* [Rows]
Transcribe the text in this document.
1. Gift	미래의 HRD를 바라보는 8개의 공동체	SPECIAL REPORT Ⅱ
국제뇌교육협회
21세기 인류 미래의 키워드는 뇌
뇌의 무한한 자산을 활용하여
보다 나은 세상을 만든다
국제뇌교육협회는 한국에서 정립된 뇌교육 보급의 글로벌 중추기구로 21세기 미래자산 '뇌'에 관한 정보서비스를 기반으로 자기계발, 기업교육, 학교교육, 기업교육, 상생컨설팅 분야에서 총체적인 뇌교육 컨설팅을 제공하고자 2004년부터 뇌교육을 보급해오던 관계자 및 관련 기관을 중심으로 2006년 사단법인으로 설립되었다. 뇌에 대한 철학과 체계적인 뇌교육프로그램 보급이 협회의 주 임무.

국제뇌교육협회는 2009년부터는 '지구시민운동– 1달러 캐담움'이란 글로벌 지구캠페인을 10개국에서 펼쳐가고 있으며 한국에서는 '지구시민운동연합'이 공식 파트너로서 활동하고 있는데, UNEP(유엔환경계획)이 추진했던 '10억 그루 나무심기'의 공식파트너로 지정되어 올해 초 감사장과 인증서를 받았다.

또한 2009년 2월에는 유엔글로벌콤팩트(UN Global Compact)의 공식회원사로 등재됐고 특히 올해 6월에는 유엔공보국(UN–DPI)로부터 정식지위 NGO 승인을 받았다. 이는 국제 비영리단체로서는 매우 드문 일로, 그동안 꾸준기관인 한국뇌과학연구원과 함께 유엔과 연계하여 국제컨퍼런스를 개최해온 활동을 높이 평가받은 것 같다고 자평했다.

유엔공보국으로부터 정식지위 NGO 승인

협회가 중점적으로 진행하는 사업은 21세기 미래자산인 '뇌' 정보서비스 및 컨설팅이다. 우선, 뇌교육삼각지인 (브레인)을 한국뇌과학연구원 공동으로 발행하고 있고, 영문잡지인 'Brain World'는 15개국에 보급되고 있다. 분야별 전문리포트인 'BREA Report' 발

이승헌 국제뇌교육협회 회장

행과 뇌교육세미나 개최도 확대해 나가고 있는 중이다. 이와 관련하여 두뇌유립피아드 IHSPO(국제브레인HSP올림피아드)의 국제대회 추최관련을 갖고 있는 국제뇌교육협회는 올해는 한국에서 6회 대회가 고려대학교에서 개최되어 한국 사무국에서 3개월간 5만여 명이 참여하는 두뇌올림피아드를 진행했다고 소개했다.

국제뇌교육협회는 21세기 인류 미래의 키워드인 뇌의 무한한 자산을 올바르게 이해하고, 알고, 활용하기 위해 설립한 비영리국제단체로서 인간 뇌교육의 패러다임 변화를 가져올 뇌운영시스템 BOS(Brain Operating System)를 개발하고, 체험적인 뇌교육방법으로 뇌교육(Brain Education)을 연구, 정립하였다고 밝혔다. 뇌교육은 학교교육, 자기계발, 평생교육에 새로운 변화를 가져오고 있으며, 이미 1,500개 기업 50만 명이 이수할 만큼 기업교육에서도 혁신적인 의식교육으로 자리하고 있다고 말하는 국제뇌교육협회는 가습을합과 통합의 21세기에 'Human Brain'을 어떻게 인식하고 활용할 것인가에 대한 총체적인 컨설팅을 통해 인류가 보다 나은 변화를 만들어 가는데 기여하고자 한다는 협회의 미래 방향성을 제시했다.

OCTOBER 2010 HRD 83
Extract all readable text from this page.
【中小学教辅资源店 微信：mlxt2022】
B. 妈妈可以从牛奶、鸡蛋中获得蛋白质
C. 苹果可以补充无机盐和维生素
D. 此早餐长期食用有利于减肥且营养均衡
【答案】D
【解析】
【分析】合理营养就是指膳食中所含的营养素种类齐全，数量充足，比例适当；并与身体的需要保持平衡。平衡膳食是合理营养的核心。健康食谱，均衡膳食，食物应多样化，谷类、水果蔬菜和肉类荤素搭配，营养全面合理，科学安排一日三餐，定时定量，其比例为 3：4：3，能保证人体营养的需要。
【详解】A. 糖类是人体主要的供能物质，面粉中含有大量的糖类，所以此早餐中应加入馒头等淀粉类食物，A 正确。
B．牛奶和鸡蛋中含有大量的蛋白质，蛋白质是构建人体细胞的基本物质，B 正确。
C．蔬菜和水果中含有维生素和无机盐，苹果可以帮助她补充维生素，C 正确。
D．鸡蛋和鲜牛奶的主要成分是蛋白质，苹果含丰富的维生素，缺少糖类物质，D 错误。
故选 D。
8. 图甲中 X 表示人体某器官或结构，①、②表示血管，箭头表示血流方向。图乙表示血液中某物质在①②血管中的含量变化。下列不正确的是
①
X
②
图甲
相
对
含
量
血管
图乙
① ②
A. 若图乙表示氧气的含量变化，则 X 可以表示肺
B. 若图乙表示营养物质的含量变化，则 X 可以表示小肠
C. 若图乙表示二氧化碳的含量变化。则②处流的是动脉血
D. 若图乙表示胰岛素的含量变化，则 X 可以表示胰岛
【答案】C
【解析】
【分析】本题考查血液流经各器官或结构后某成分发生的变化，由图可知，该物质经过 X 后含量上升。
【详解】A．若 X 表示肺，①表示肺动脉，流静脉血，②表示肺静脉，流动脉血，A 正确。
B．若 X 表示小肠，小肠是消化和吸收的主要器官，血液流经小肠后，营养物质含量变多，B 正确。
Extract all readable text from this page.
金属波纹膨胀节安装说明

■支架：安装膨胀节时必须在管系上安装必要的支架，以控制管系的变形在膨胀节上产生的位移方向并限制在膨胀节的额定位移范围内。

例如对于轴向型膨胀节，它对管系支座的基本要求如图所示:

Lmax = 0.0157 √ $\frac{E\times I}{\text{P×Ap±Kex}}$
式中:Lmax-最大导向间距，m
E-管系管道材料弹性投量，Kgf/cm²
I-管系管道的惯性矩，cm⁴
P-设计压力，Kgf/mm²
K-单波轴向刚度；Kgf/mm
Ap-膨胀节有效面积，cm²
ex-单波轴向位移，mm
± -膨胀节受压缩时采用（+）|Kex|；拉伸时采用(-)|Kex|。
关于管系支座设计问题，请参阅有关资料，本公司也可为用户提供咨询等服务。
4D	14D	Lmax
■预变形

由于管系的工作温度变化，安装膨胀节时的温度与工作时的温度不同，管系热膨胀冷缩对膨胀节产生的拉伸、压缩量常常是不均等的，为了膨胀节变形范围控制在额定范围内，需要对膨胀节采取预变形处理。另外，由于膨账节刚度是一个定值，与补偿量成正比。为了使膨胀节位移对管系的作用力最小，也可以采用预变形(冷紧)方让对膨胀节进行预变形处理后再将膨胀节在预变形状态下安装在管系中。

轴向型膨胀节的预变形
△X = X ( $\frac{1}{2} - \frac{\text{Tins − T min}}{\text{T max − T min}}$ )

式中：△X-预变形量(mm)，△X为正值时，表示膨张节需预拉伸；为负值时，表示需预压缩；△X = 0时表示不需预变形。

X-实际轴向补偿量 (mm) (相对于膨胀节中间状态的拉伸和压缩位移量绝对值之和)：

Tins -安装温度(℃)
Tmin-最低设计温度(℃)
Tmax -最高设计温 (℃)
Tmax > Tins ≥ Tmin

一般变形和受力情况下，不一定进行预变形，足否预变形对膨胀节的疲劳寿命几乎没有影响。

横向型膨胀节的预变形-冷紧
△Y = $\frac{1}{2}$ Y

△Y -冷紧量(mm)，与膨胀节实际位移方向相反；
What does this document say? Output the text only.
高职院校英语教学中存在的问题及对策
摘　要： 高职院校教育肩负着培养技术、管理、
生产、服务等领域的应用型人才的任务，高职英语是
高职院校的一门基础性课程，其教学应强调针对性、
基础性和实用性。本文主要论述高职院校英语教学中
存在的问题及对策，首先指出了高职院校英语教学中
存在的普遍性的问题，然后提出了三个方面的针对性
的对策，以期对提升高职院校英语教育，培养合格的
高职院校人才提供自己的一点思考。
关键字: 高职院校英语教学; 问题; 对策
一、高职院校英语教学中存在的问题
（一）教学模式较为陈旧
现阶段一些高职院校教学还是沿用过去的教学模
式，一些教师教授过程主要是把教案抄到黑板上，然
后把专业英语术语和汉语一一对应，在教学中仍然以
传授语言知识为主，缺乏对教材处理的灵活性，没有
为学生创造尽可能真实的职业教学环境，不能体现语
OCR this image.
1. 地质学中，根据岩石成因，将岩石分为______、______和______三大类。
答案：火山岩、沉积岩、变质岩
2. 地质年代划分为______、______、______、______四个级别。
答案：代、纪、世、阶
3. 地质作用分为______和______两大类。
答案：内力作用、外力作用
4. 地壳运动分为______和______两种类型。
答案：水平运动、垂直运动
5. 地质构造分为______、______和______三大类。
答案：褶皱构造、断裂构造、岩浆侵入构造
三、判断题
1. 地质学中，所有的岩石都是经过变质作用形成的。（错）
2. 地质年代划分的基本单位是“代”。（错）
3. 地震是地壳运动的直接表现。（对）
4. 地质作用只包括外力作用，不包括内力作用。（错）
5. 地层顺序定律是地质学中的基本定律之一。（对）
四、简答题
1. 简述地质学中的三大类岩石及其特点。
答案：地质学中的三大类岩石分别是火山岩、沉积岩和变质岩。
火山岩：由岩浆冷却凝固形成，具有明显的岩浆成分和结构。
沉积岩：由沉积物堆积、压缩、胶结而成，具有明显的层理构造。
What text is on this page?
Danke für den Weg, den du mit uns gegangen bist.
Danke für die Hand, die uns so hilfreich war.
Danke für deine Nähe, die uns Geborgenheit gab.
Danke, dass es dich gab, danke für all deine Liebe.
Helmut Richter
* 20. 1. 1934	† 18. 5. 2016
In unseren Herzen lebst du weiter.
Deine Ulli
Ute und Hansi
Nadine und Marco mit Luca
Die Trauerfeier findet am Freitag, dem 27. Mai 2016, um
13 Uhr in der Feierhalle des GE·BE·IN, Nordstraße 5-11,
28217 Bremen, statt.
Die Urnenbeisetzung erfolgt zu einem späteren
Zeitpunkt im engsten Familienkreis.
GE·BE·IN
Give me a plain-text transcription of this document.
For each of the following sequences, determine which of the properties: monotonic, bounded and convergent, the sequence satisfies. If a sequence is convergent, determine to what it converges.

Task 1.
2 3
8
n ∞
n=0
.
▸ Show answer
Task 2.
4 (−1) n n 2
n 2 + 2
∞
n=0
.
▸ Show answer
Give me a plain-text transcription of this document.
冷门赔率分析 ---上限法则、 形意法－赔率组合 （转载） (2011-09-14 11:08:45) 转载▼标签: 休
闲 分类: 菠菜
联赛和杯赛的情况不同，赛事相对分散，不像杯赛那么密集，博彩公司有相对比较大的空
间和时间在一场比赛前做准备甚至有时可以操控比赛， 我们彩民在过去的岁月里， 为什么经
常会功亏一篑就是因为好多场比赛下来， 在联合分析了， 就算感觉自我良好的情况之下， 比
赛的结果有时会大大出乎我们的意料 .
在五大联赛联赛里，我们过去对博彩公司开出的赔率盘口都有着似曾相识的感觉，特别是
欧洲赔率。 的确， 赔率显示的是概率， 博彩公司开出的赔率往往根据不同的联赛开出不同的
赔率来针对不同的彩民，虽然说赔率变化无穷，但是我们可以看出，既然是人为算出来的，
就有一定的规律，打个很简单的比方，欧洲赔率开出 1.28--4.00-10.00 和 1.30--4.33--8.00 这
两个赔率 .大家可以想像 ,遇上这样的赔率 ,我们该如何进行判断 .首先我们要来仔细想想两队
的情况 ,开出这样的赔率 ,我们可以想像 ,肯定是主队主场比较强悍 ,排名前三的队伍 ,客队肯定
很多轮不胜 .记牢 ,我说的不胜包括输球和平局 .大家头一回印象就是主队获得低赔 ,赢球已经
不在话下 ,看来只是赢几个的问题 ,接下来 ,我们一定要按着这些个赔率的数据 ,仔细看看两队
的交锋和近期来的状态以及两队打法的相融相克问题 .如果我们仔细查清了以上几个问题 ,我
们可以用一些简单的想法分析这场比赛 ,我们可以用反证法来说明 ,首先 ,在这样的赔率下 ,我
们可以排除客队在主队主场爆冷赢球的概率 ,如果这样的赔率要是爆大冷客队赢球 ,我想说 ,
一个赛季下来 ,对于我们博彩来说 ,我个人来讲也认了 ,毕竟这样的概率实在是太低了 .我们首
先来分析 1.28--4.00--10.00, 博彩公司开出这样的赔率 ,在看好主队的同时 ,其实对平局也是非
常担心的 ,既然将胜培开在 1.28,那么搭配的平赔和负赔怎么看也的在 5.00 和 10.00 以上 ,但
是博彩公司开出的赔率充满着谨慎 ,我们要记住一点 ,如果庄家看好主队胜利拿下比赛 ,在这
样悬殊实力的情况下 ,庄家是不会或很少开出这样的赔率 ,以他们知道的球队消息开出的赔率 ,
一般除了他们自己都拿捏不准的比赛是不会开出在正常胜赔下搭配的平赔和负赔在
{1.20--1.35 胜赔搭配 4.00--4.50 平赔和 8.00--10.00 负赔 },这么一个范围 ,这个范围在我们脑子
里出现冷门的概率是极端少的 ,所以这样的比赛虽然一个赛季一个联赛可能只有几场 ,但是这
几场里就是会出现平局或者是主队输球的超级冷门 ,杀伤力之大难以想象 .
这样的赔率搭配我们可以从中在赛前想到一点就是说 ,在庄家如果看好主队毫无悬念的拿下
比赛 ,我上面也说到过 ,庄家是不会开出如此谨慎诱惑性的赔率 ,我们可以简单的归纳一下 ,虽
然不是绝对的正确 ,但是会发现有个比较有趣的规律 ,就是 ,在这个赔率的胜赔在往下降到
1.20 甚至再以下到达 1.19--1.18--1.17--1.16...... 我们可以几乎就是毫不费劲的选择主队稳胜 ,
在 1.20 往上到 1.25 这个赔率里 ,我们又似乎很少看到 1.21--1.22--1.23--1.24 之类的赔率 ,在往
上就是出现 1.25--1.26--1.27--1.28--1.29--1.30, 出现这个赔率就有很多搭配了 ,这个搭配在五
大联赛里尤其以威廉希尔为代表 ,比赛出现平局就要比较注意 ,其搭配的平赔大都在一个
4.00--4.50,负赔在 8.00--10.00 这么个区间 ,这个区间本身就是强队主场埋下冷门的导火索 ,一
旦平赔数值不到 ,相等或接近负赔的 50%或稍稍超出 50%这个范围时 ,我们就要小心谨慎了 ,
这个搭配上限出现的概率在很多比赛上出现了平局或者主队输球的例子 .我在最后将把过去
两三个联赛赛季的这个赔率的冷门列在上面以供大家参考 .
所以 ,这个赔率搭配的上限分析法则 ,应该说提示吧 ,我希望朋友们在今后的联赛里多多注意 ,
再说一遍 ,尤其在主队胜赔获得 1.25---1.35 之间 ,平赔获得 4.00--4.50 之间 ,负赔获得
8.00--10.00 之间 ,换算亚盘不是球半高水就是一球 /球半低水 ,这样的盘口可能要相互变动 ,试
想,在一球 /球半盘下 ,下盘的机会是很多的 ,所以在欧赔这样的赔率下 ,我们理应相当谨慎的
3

* [Given problem] Pick out the lines above that hold the string "frac" and show them.

* [The answer]
Lmax = 0.0157 √ $\frac{E\times I}{\text{P×Ap±Kex}}$
△X = X ( $\frac{1}{2} - \frac{\text{Tins − T min}}{\text{T max − T min}}$ )
△Y = $\frac{1}{2}$ Y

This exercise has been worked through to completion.